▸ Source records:
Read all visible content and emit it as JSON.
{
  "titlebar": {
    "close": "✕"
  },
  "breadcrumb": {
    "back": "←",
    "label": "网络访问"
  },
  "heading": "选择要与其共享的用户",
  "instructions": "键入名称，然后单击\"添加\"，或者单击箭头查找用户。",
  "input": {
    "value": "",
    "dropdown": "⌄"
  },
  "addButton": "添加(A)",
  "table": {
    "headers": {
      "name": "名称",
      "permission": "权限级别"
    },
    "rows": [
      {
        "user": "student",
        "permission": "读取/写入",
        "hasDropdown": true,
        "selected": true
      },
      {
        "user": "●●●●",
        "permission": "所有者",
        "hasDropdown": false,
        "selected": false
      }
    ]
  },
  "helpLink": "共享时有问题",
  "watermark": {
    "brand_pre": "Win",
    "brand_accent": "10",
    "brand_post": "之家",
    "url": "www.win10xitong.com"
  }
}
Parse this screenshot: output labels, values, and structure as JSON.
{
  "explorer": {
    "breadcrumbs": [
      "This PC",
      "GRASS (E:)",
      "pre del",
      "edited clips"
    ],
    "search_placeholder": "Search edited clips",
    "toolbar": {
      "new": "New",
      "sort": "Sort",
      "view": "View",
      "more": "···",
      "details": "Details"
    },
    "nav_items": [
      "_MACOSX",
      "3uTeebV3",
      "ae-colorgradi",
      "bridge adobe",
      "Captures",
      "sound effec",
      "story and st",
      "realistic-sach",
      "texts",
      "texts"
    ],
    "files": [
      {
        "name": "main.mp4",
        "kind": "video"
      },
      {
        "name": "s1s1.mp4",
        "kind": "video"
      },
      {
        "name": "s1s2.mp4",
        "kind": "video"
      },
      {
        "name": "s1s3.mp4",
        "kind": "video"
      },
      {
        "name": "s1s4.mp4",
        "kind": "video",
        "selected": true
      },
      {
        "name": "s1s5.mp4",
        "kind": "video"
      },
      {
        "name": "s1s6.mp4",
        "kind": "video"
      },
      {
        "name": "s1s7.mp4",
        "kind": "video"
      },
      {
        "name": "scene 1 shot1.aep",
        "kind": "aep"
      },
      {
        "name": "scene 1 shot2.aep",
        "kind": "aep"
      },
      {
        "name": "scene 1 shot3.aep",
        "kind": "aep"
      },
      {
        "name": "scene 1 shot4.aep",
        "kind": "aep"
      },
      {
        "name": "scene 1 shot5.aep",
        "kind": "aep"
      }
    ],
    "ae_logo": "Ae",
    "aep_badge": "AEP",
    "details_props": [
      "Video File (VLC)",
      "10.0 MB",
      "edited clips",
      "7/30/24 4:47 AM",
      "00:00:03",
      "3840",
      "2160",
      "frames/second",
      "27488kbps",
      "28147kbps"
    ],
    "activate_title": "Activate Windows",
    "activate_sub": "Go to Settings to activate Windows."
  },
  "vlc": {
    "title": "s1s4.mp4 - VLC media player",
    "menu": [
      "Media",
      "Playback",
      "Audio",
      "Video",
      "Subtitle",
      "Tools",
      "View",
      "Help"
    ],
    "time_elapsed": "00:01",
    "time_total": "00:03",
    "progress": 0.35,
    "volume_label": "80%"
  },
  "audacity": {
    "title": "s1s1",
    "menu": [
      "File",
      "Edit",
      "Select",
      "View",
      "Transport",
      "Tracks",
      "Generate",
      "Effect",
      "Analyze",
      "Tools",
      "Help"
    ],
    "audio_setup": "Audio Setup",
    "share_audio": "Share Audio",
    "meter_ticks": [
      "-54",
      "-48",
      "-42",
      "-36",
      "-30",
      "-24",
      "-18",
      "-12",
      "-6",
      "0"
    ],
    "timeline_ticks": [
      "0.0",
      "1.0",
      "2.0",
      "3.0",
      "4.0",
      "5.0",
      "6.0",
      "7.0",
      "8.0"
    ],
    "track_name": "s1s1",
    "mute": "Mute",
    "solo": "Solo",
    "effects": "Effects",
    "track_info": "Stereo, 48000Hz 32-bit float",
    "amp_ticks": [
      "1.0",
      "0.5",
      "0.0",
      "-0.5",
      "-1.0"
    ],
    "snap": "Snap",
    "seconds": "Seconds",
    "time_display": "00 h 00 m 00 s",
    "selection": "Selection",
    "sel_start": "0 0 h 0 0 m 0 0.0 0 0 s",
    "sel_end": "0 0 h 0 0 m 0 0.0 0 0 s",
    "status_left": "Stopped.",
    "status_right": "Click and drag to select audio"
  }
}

▸ Goal of the exercise: Your task is to retype all the records above with nothing left out.

▸ Task response:
Read all visible content and emit it as JSON.
{
  "titlebar": {
    "close": "✕"
  },
  "breadcrumb": {
    "back": "←",
    "label": "网络访问"
  },
  "heading": "选择要与其共享的用户",
  "instructions": "键入名称，然后单击\"添加\"，或者单击箭头查找用户。",
  "input": {
    "value": "",
    "dropdown": "⌄"
  },
  "addButton": "添加(A)",
  "table": {
    "headers": {
      "name": "名称",
      "permission": "权限级别"
    },
    "rows": [
      {
        "user": "student",
        "permission": "读取/写入",
        "hasDropdown": true,
        "selected": true
      },
      {
        "user": "●●●●",
        "permission": "所有者",
        "hasDropdown": false,
        "selected": false
      }
    ]
  },
  "helpLink": "共享时有问题",
  "watermark": {
    "brand_pre": "Win",
    "brand_accent": "10",
    "brand_post": "之家",
    "url": "www.win10xitong.com"
  }
}
Parse this screenshot: output labels, values, and structure as JSON.
{
  "explorer": {
    "breadcrumbs": [
      "This PC",
      "GRASS (E:)",
      "pre del",
      "edited clips"
    ],
    "search_placeholder": "Search edited clips",
    "toolbar": {
      "new": "New",
      "sort": "Sort",
      "view": "View",
      "more": "···",
      "details": "Details"
    },
    "nav_items": [
      "_MACOSX",
      "3uTeebV3",
      "ae-colorgradi",
      "bridge adobe",
      "Captures",
      "sound effec",
      "story and st",
      "realistic-sach",
      "texts",
      "texts"
    ],
    "files": [
      {
        "name": "main.mp4",
        "kind": "video"
      },
      {
        "name": "s1s1.mp4",
        "kind": "video"
      },
      {
        "name": "s1s2.mp4",
        "kind": "video"
      },
      {
        "name": "s1s3.mp4",
        "kind": "video"
      },
      {
        "name": "s1s4.mp4",
        "kind": "video",
        "selected": true
      },
      {
        "name": "s1s5.mp4",
        "kind": "video"
      },
      {
        "name": "s1s6.mp4",
        "kind": "video"
      },
      {
        "name": "s1s7.mp4",
        "kind": "video"
      },
      {
        "name": "scene 1 shot1.aep",
        "kind": "aep"
      },
      {
        "name": "scene 1 shot2.aep",
        "kind": "aep"
      },
      {
        "name": "scene 1 shot3.aep",
        "kind": "aep"
      },
      {
        "name": "scene 1 shot4.aep",
        "kind": "aep"
      },
      {
        "name": "scene 1 shot5.aep",
        "kind": "aep"
      }
    ],
    "ae_logo": "Ae",
    "aep_badge": "AEP",
    "details_props": [
      "Video File (VLC)",
      "10.0 MB",
      "edited clips",
      "7/30/24 4:47 AM",
      "00:00:03",
      "3840",
      "2160",
      "frames/second",
      "27488kbps",
      "28147kbps"
    ],
    "activate_title": "Activate Windows",
    "activate_sub": "Go to Settings to activate Windows."
  },
  "vlc": {
    "title": "s1s4.mp4 - VLC media player",
    "menu": [
      "Media",
      "Playback",
      "Audio",
      "Video",
      "Subtitle",
      "Tools",
      "View",
      "Help"
    ],
    "time_elapsed": "00:01",
    "time_total": "00:03",
    "progress": 0.35,
    "volume_label": "80%"
  },
  "audacity": {
    "title": "s1s1",
    "menu": [
      "File",
      "Edit",
      "Select",
      "View",
      "Transport",
      "Tracks",
      "Generate",
      "Effect",
      "Analyze",
      "Tools",
      "Help"
    ],
    "audio_setup": "Audio Setup",
    "share_audio": "Share Audio",
    "meter_ticks": [
      "-54",
      "-48",
      "-42",
      "-36",
      "-30",
      "-24",
      "-18",
      "-12",
      "-6",
      "0"
    ],
    "timeline_ticks": [
      "0.0",
      "1.0",
      "2.0",
      "3.0",
      "4.0",
      "5.0",
      "6.0",
      "7.0",
      "8.0"
    ],
    "track_name": "s1s1",
    "mute": "Mute",
    "solo": "Solo",
    "effects": "Effects",
    "track_info": "Stereo, 48000Hz 32-bit float",
    "amp_ticks": [
      "1.0",
      "0.5",
      "0.0",
      "-0.5",
      "-1.0"
    ],
    "snap": "Snap",
    "seconds": "Seconds",
    "time_display": "00 h 00 m 00 s",
    "selection": "Selection",
    "sel_start": "0 0 h 0 0 m 0 0.0 0 0 s",
    "sel_end": "0 0 h 0 0 m 0 0.0 0 0 s",
    "status_left": "Stopped.",
    "status_right": "Click and drag to select audio"
  }
}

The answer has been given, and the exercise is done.